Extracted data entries
· · · · ·

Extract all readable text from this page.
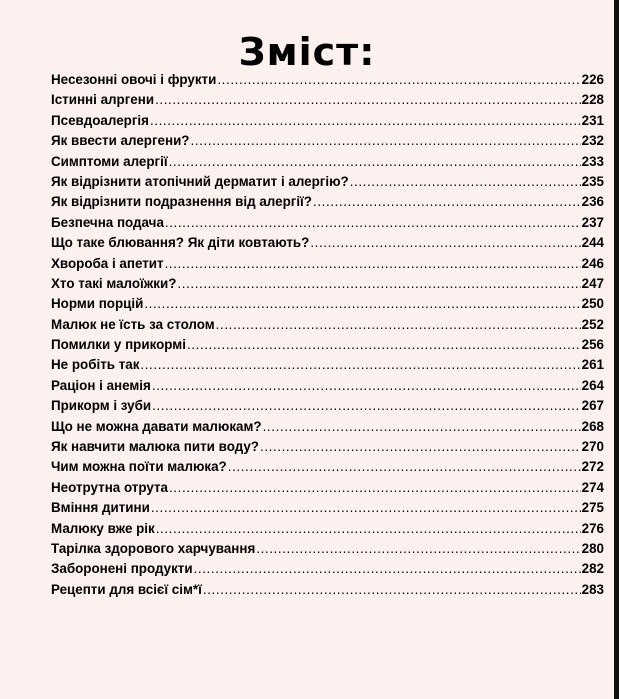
Зміст:
Несезонні овочі і фрукти .....	226
Істинні алргени .....	228
Псевдоалергія .....	231
Як ввести алергени? .....	232
Симптоми алергії .....	233
Як відрізнити атопічний дерматит і алергію? .....	235
Як відрізнити подразнення від алергії? .....	236
Безпечна подача .....	237
Що таке блювання? Як діти ковтають? .....	244
Хвороба і апетит .....	246
Хто такі малоїжки? .....	247
Норми порцій .....	250
Малюк не їсть за столом .....	252
Помилки у прикормі .....	256
Не робіть так .....	261
Раціон і анемія .....	264
Прикорм і зуби .....	267
Що не можна давати малюкам? .....	268
Як навчити малюка пити воду? .....	270
Чим можна поїти малюка? .....	272
Неотрутна отрута .....	274
Вміння дитини .....	275
Малюку вже рік .....	276
Тарілка здорового харчування .....	280
Заборонені продукти .....	282
Рецепти для всієї сім*ї .....	283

· · · · ·

#### [INSTRUCTIONS TO FOLLOW]
Leave out every picture and copy the rest of the records exactly.

#### [SOLUTION FOR THIS TASK]
Extract all readable text from this page.
Зміст:
Несезонні овочі і фрукти .....	226
Істинні алргени .....	228
Псевдоалергія .....	231
Як ввести алергени? .....	232
Симптоми алергії .....	233
Як відрізнити атопічний дерматит і алергію? .....	235
Як відрізнити подразнення від алергії? .....	236
Безпечна подача .....	237
Що таке блювання? Як діти ковтають? .....	244
Хвороба і апетит .....	246
Хто такі малоїжки? .....	247
Норми порцій .....	250
Малюк не їсть за столом .....	252
Помилки у прикормі .....	256
Не робіть так .....	261
Раціон і анемія .....	264
Прикорм і зуби .....	267
Що не можна давати малюкам? .....	268
Як навчити малюка пити воду? .....	270
Чим можна поїти малюка? .....	272
Неотрутна отрута .....	274
Вміння дитини .....	275
Малюку вже рік .....	276
Тарілка здорового харчування .....	280
Заборонені продукти .....	282
Рецепти для всієї сім*ї .....	283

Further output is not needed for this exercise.